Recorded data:
* Start *

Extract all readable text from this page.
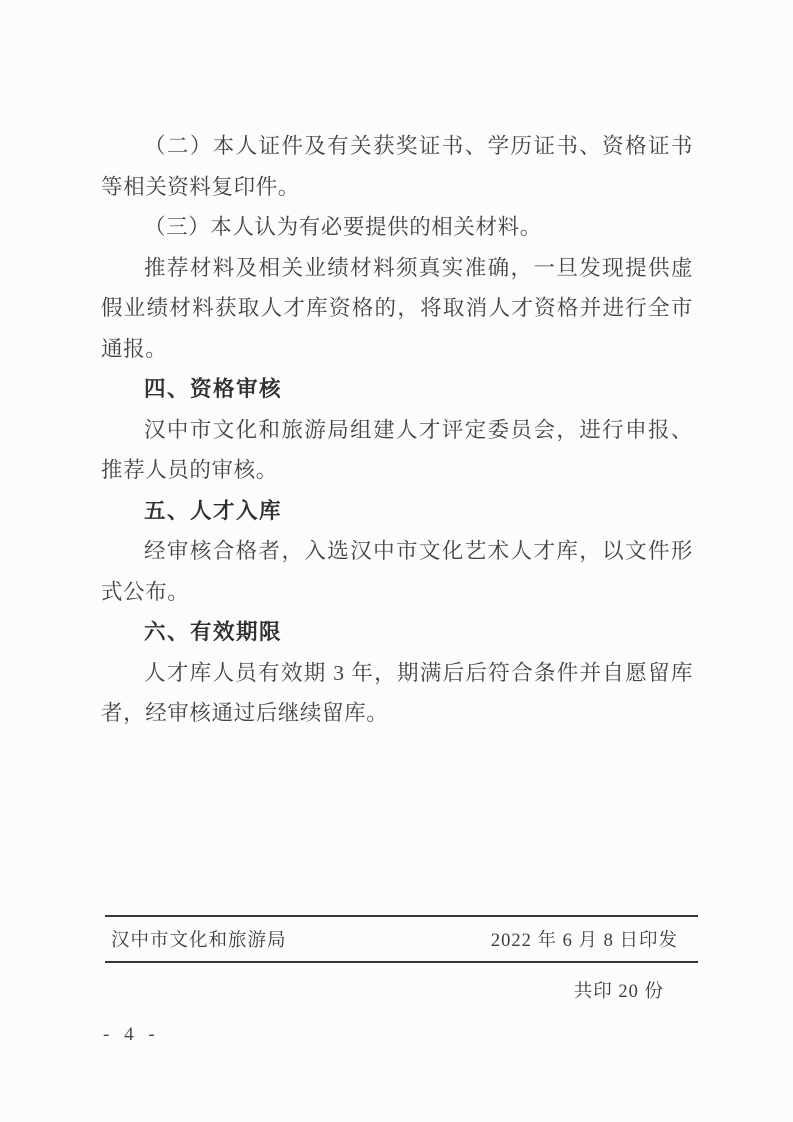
（二）本人证件及有关获奖证书、学历证书、资格证书等相关资料复印件。
（三）本人认为有必要提供的相关材料。
推荐材料及相关业绩材料须真实准确，一旦发现提供虚假业绩材料获取人才库资格的，将取消人才资格并进行全市通报。
四、资格审核
汉中市文化和旅游局组建人才评定委员会，进行申报、推荐人员的审核。
五、人才入库
经审核合格者，入选汉中市文化艺术人才库，以文件形式公布。
六、有效期限
人才库人员有效期 3 年，期满后后符合条件并自愿留库者，经审核通过后继续留库。
汉中市文化和旅游局	2022 年 6 月 8 日印发
共印 20 份
- 4 -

* End *

Copy out all the entries exactly. Images stay out of the copy.

Exercise solution:
Extract all readable text from this page.
（二）本人证件及有关获奖证书、学历证书、资格证书等相关资料复印件。
（三）本人认为有必要提供的相关材料。
推荐材料及相关业绩材料须真实准确，一旦发现提供虚假业绩材料获取人才库资格的，将取消人才资格并进行全市通报。
四、资格审核
汉中市文化和旅游局组建人才评定委员会，进行申报、推荐人员的审核。
五、人才入库
经审核合格者，入选汉中市文化艺术人才库，以文件形式公布。
六、有效期限
人才库人员有效期 3 年，期满后后符合条件并自愿留库者，经审核通过后继续留库。
汉中市文化和旅游局	2022 年 6 月 8 日印发
共印 20 份
- 4 -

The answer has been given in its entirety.